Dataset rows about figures
^^^^

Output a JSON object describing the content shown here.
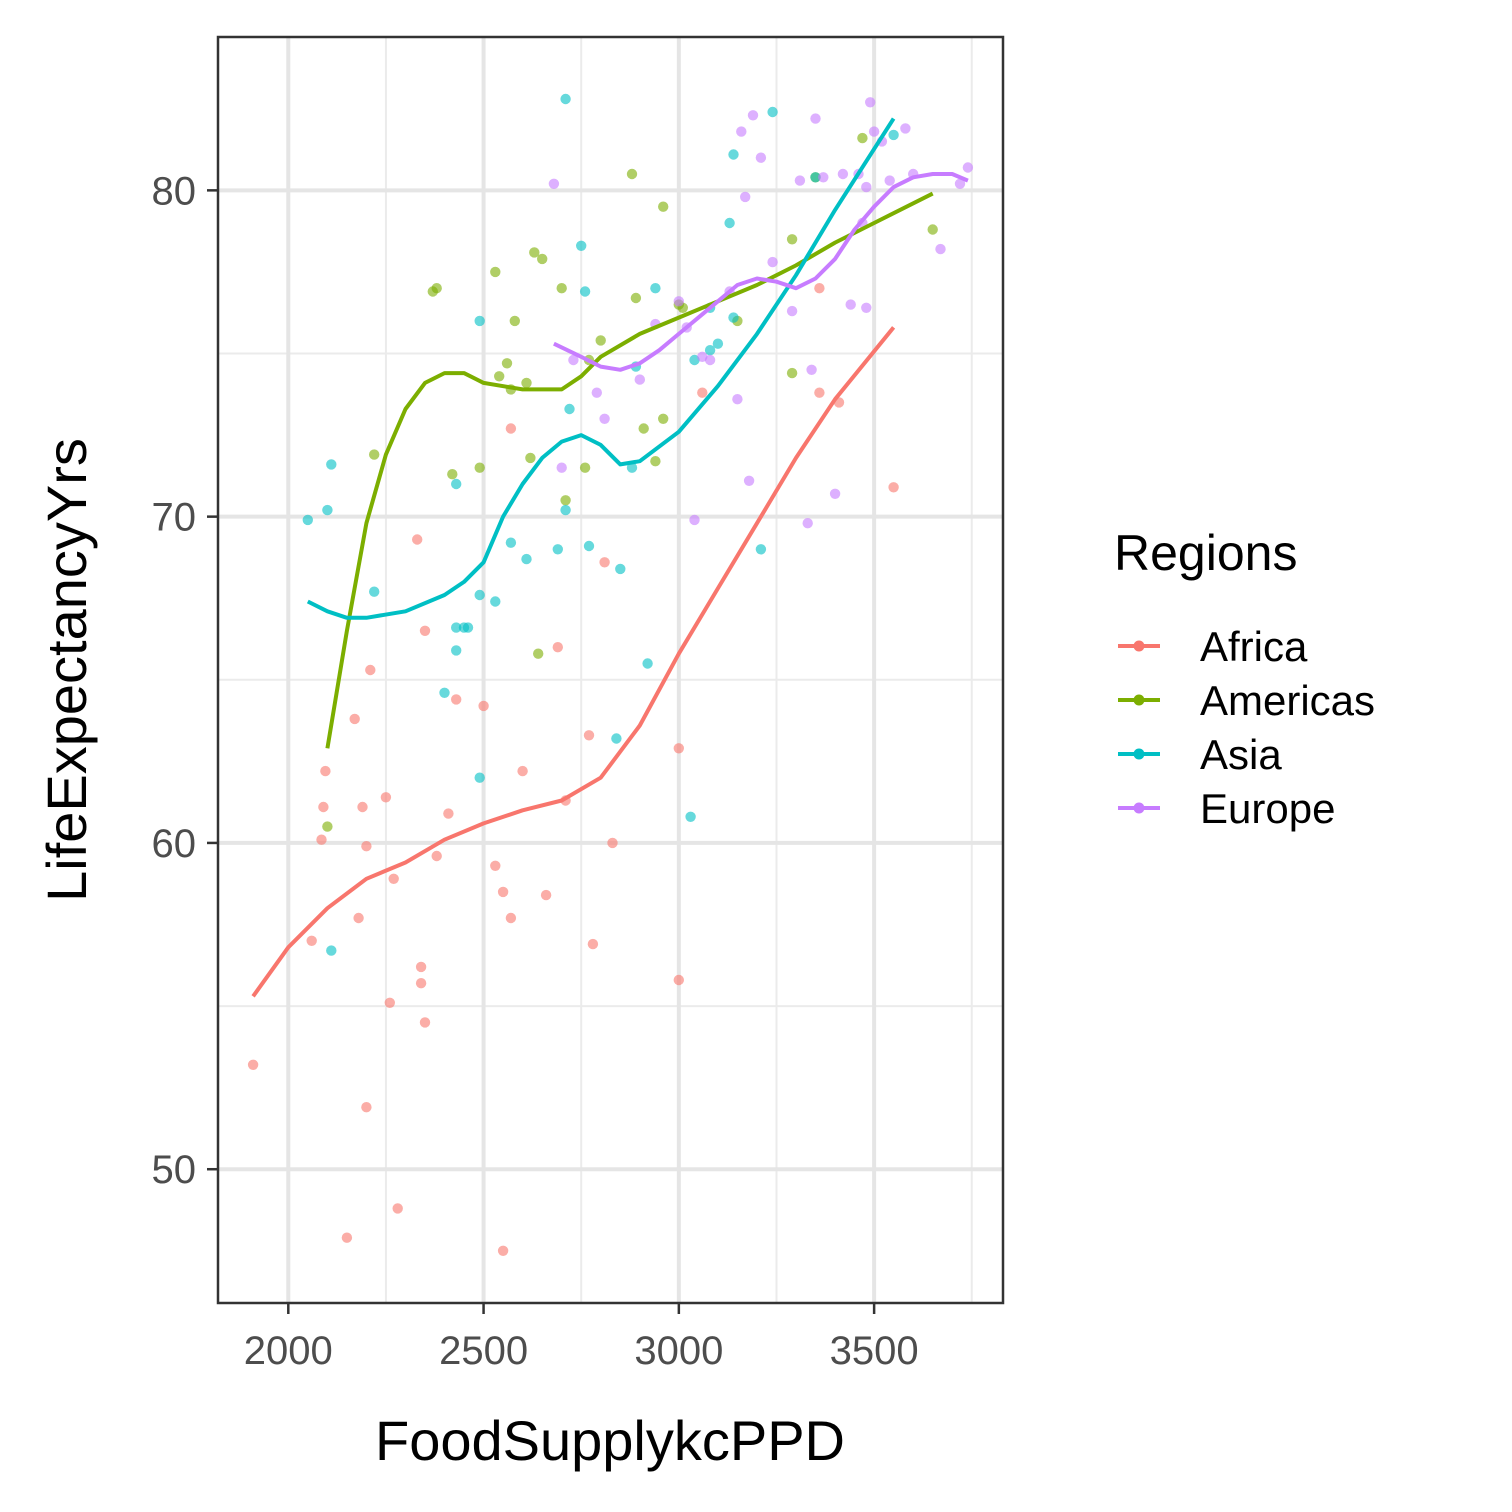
{
  "chart_data": {
    "type": "scatter",
    "xlabel": "FoodSupplykcPPD",
    "ylabel": "LifeExpectancyYrs",
    "xlim": [
      1820,
      3830
    ],
    "ylim": [
      45.9,
      84.7
    ],
    "x_ticks": [
      2000,
      2500,
      3000,
      3500
    ],
    "x_minor_ticks": [
      2250,
      2750,
      3250,
      3750
    ],
    "y_ticks": [
      50,
      60,
      70,
      80
    ],
    "y_minor_ticks": [
      55,
      65,
      75
    ],
    "grid": true,
    "legend": {
      "title": "Regions",
      "placement": "right"
    },
    "series": [
      {
        "name": "Africa",
        "color": "#F8766D",
        "points": [
          [
            1910,
            53.2
          ],
          [
            2060,
            57
          ],
          [
            2085,
            60.1
          ],
          [
            2090,
            61.1
          ],
          [
            2095,
            62.2
          ],
          [
            2150,
            47.9
          ],
          [
            2170,
            63.8
          ],
          [
            2180,
            57.7
          ],
          [
            2190,
            61.1
          ],
          [
            2200,
            59.9
          ],
          [
            2200,
            51.9
          ],
          [
            2210,
            65.3
          ],
          [
            2250,
            61.4
          ],
          [
            2260,
            55.1
          ],
          [
            2270,
            58.9
          ],
          [
            2280,
            48.8
          ],
          [
            2330,
            69.3
          ],
          [
            2340,
            56.2
          ],
          [
            2340,
            55.7
          ],
          [
            2350,
            54.5
          ],
          [
            2350,
            66.5
          ],
          [
            2380,
            59.6
          ],
          [
            2410,
            60.9
          ],
          [
            2430,
            64.4
          ],
          [
            2500,
            64.2
          ],
          [
            2530,
            59.3
          ],
          [
            2550,
            58.5
          ],
          [
            2550,
            47.5
          ],
          [
            2570,
            72.7
          ],
          [
            2570,
            57.7
          ],
          [
            2600,
            62.2
          ],
          [
            2660,
            58.4
          ],
          [
            2690,
            66
          ],
          [
            2710,
            61.3
          ],
          [
            2770,
            63.3
          ],
          [
            2780,
            56.9
          ],
          [
            2810,
            68.6
          ],
          [
            2830,
            60
          ],
          [
            3000,
            62.9
          ],
          [
            3000,
            55.8
          ],
          [
            3060,
            73.8
          ],
          [
            3360,
            73.8
          ],
          [
            3360,
            77
          ],
          [
            3410,
            73.5
          ],
          [
            3550,
            70.9
          ]
        ],
        "trend": [
          [
            1910,
            55.3
          ],
          [
            2000,
            56.8
          ],
          [
            2100,
            58
          ],
          [
            2200,
            58.9
          ],
          [
            2300,
            59.4
          ],
          [
            2400,
            60.1
          ],
          [
            2500,
            60.6
          ],
          [
            2600,
            61
          ],
          [
            2700,
            61.3
          ],
          [
            2800,
            62
          ],
          [
            2900,
            63.6
          ],
          [
            3000,
            65.8
          ],
          [
            3100,
            67.8
          ],
          [
            3200,
            69.8
          ],
          [
            3300,
            71.8
          ],
          [
            3400,
            73.6
          ],
          [
            3550,
            75.8
          ]
        ]
      },
      {
        "name": "Americas",
        "color": "#7CAE00",
        "points": [
          [
            2100,
            60.5
          ],
          [
            2220,
            71.9
          ],
          [
            2370,
            76.9
          ],
          [
            2380,
            77
          ],
          [
            2420,
            71.3
          ],
          [
            2490,
            71.5
          ],
          [
            2530,
            77.5
          ],
          [
            2540,
            74.3
          ],
          [
            2560,
            74.7
          ],
          [
            2570,
            73.9
          ],
          [
            2580,
            76
          ],
          [
            2610,
            74.1
          ],
          [
            2620,
            71.8
          ],
          [
            2630,
            78.1
          ],
          [
            2640,
            65.8
          ],
          [
            2650,
            77.9
          ],
          [
            2700,
            77
          ],
          [
            2710,
            70.5
          ],
          [
            2760,
            71.5
          ],
          [
            2770,
            74.8
          ],
          [
            2800,
            75.4
          ],
          [
            2880,
            80.5
          ],
          [
            2890,
            76.7
          ],
          [
            2910,
            72.7
          ],
          [
            2940,
            71.7
          ],
          [
            2960,
            73
          ],
          [
            2960,
            79.5
          ],
          [
            3000,
            76.5
          ],
          [
            3010,
            76.4
          ],
          [
            3150,
            76
          ],
          [
            3290,
            78.5
          ],
          [
            3290,
            74.4
          ],
          [
            3350,
            80.4
          ],
          [
            3470,
            81.6
          ],
          [
            3650,
            78.8
          ]
        ],
        "trend": [
          [
            2100,
            62.9
          ],
          [
            2150,
            66.5
          ],
          [
            2200,
            69.8
          ],
          [
            2250,
            71.9
          ],
          [
            2300,
            73.3
          ],
          [
            2350,
            74.1
          ],
          [
            2400,
            74.4
          ],
          [
            2450,
            74.4
          ],
          [
            2500,
            74.1
          ],
          [
            2600,
            73.9
          ],
          [
            2700,
            73.9
          ],
          [
            2750,
            74.3
          ],
          [
            2800,
            74.9
          ],
          [
            2900,
            75.6
          ],
          [
            3000,
            76.1
          ],
          [
            3100,
            76.6
          ],
          [
            3200,
            77.1
          ],
          [
            3300,
            77.7
          ],
          [
            3400,
            78.4
          ],
          [
            3500,
            79
          ],
          [
            3650,
            79.9
          ]
        ]
      },
      {
        "name": "Asia",
        "color": "#00BFC4",
        "points": [
          [
            2050,
            69.9
          ],
          [
            2100,
            70.2
          ],
          [
            2110,
            71.6
          ],
          [
            2110,
            56.7
          ],
          [
            2220,
            67.7
          ],
          [
            2400,
            64.6
          ],
          [
            2430,
            71
          ],
          [
            2430,
            66.6
          ],
          [
            2430,
            65.9
          ],
          [
            2450,
            66.6
          ],
          [
            2460,
            66.6
          ],
          [
            2490,
            76
          ],
          [
            2490,
            67.6
          ],
          [
            2490,
            62
          ],
          [
            2530,
            67.4
          ],
          [
            2570,
            69.2
          ],
          [
            2610,
            68.7
          ],
          [
            2690,
            69
          ],
          [
            2710,
            82.8
          ],
          [
            2710,
            70.2
          ],
          [
            2720,
            73.3
          ],
          [
            2750,
            78.3
          ],
          [
            2760,
            76.9
          ],
          [
            2770,
            69.1
          ],
          [
            2840,
            63.2
          ],
          [
            2850,
            68.4
          ],
          [
            2880,
            71.5
          ],
          [
            2890,
            74.6
          ],
          [
            2920,
            65.5
          ],
          [
            2940,
            77
          ],
          [
            3030,
            60.8
          ],
          [
            3040,
            74.8
          ],
          [
            3080,
            76.4
          ],
          [
            3080,
            75.1
          ],
          [
            3100,
            75.3
          ],
          [
            3130,
            79
          ],
          [
            3140,
            81.1
          ],
          [
            3140,
            76.1
          ],
          [
            3210,
            69
          ],
          [
            3240,
            82.4
          ],
          [
            3350,
            80.4
          ],
          [
            3550,
            81.7
          ]
        ],
        "trend": [
          [
            2050,
            67.4
          ],
          [
            2100,
            67.1
          ],
          [
            2150,
            66.9
          ],
          [
            2200,
            66.9
          ],
          [
            2300,
            67.1
          ],
          [
            2400,
            67.6
          ],
          [
            2450,
            68
          ],
          [
            2500,
            68.6
          ],
          [
            2550,
            70
          ],
          [
            2600,
            71
          ],
          [
            2650,
            71.8
          ],
          [
            2700,
            72.3
          ],
          [
            2750,
            72.5
          ],
          [
            2800,
            72.2
          ],
          [
            2850,
            71.6
          ],
          [
            2900,
            71.7
          ],
          [
            3000,
            72.6
          ],
          [
            3100,
            74
          ],
          [
            3200,
            75.6
          ],
          [
            3300,
            77.4
          ],
          [
            3400,
            79.4
          ],
          [
            3550,
            82.2
          ]
        ]
      },
      {
        "name": "Europe",
        "color": "#C77CFF",
        "points": [
          [
            2680,
            80.2
          ],
          [
            2700,
            71.5
          ],
          [
            2730,
            74.8
          ],
          [
            2790,
            73.8
          ],
          [
            2810,
            73
          ],
          [
            2900,
            74.2
          ],
          [
            2940,
            75.9
          ],
          [
            3000,
            76.6
          ],
          [
            3020,
            75.8
          ],
          [
            3040,
            69.9
          ],
          [
            3060,
            74.9
          ],
          [
            3080,
            74.8
          ],
          [
            3130,
            76.9
          ],
          [
            3150,
            73.6
          ],
          [
            3160,
            81.8
          ],
          [
            3170,
            79.8
          ],
          [
            3180,
            71.1
          ],
          [
            3190,
            82.3
          ],
          [
            3210,
            81
          ],
          [
            3240,
            77.8
          ],
          [
            3290,
            76.3
          ],
          [
            3310,
            80.3
          ],
          [
            3330,
            69.8
          ],
          [
            3340,
            74.5
          ],
          [
            3350,
            82.2
          ],
          [
            3370,
            80.4
          ],
          [
            3400,
            70.7
          ],
          [
            3420,
            80.5
          ],
          [
            3440,
            76.5
          ],
          [
            3460,
            80.5
          ],
          [
            3470,
            79
          ],
          [
            3480,
            76.4
          ],
          [
            3480,
            80.1
          ],
          [
            3490,
            82.7
          ],
          [
            3500,
            81.8
          ],
          [
            3520,
            81.5
          ],
          [
            3540,
            80.3
          ],
          [
            3580,
            81.9
          ],
          [
            3600,
            80.5
          ],
          [
            3670,
            78.2
          ],
          [
            3720,
            80.2
          ],
          [
            3740,
            80.7
          ]
        ],
        "trend": [
          [
            2680,
            75.3
          ],
          [
            2750,
            74.9
          ],
          [
            2800,
            74.6
          ],
          [
            2850,
            74.5
          ],
          [
            2900,
            74.7
          ],
          [
            2950,
            75.1
          ],
          [
            3000,
            75.6
          ],
          [
            3050,
            76.1
          ],
          [
            3100,
            76.6
          ],
          [
            3150,
            77.1
          ],
          [
            3200,
            77.3
          ],
          [
            3250,
            77.2
          ],
          [
            3300,
            77
          ],
          [
            3350,
            77.3
          ],
          [
            3400,
            77.9
          ],
          [
            3450,
            78.8
          ],
          [
            3500,
            79.5
          ],
          [
            3550,
            80.1
          ],
          [
            3600,
            80.4
          ],
          [
            3650,
            80.5
          ],
          [
            3700,
            80.5
          ],
          [
            3740,
            80.3
          ]
        ]
      }
    ]
  }
}
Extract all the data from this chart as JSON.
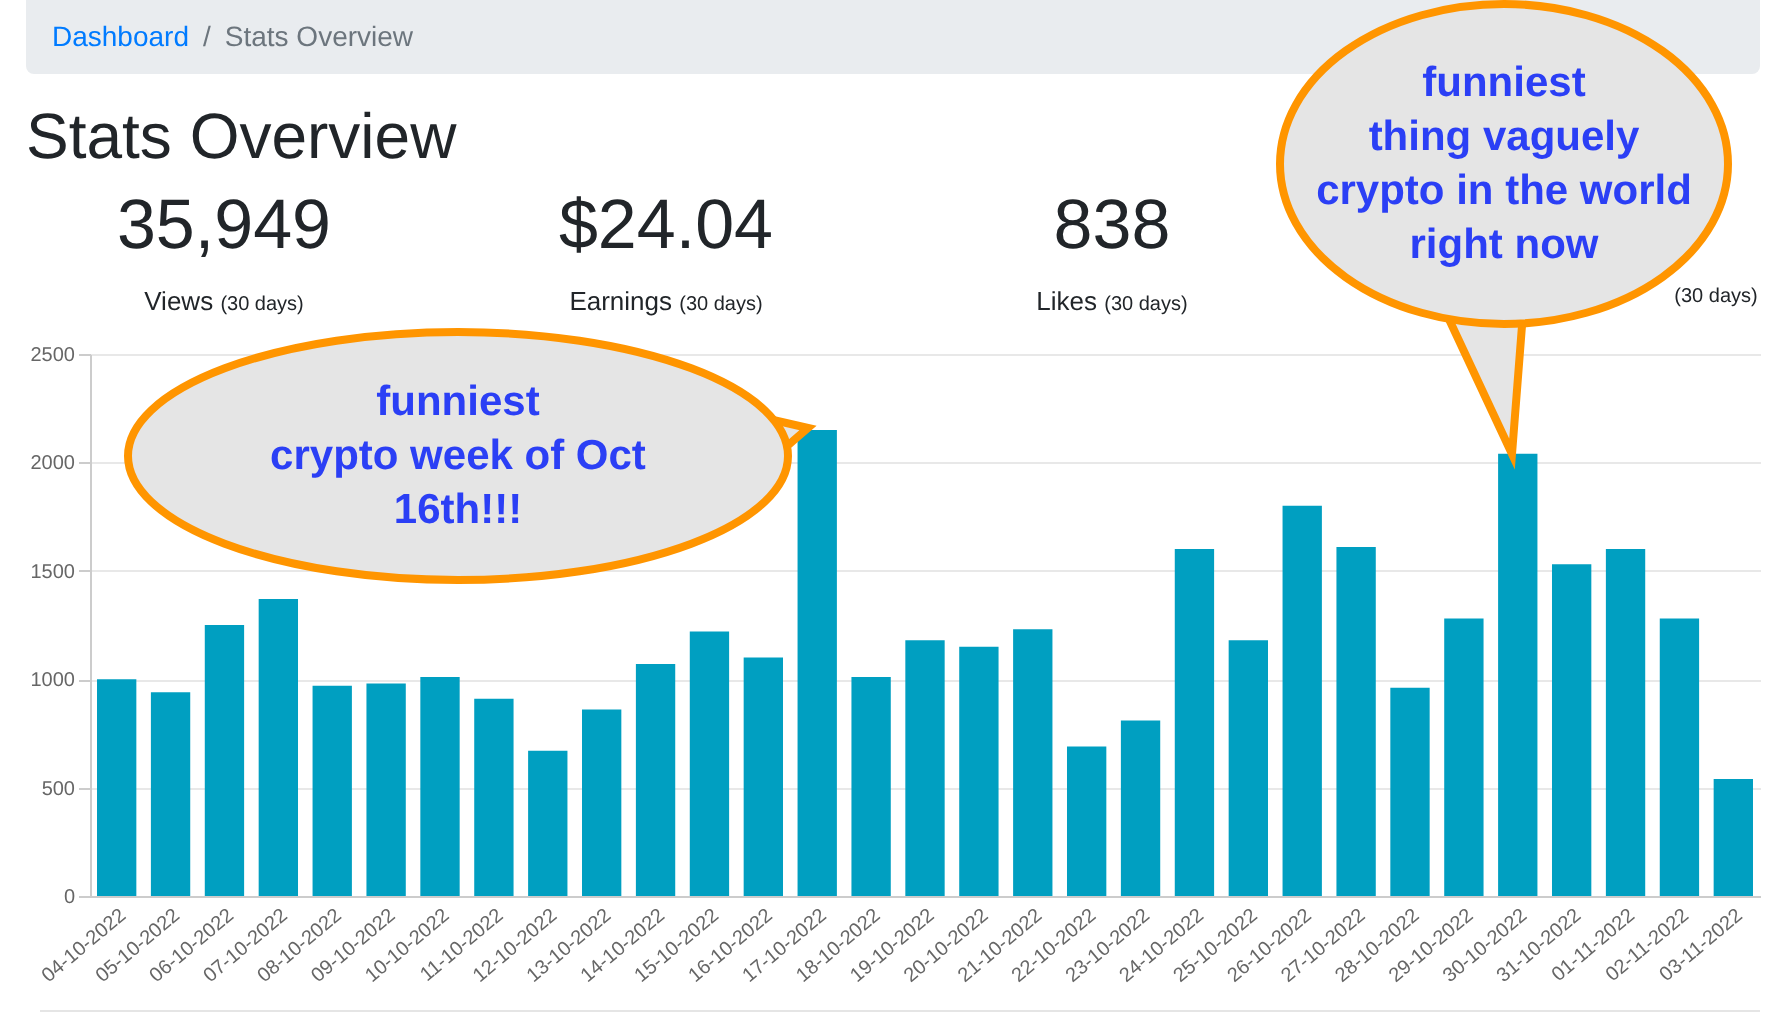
{
  "chart_data": [
    {
      "type": "other",
      "title": "Stats Overview",
      "annotations": [
        "Dashboard",
        "/",
        "Stats Overview",
        "35,949",
        "Views",
        "(30 days)",
        "$24.04",
        "Earnings",
        "(30 days)",
        "838",
        "Likes",
        "(30 days)",
        "(30 days)"
      ]
    },
    {
      "type": "bar",
      "color": "#009fc1",
      "ylim": [
        0,
        2500
      ],
      "yticks": [
        0,
        500,
        1000,
        1500,
        2000,
        2500
      ],
      "grid": "y",
      "categories": [
        "04-10-2022",
        "05-10-2022",
        "06-10-2022",
        "07-10-2022",
        "08-10-2022",
        "09-10-2022",
        "10-10-2022",
        "11-10-2022",
        "12-10-2022",
        "13-10-2022",
        "14-10-2022",
        "15-10-2022",
        "16-10-2022",
        "17-10-2022",
        "18-10-2022",
        "19-10-2022",
        "20-10-2022",
        "21-10-2022",
        "22-10-2022",
        "23-10-2022",
        "24-10-2022",
        "25-10-2022",
        "26-10-2022",
        "27-10-2022",
        "28-10-2022",
        "29-10-2022",
        "30-10-2022",
        "31-10-2022",
        "01-11-2022",
        "02-11-2022",
        "03-11-2022"
      ],
      "values": [
        1000,
        940,
        1250,
        1370,
        970,
        980,
        1010,
        910,
        670,
        860,
        1070,
        1220,
        1100,
        2150,
        1010,
        1180,
        1150,
        1230,
        690,
        810,
        1600,
        1180,
        1800,
        1610,
        960,
        1280,
        2040,
        1530,
        1600,
        1280,
        540
      ],
      "annotations": [
        "funniest\ncrypto week of Oct\n16th!!!",
        "funniest\nthing vaguely\ncrypto in the world\nright now"
      ]
    }
  ]
}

^^^^

Only lines with the string "JSON" belong in your answer; copy each one.

### Result of this exercise:
Output a JSON object describing the content shown here.
Extract all the data from this chart as JSON.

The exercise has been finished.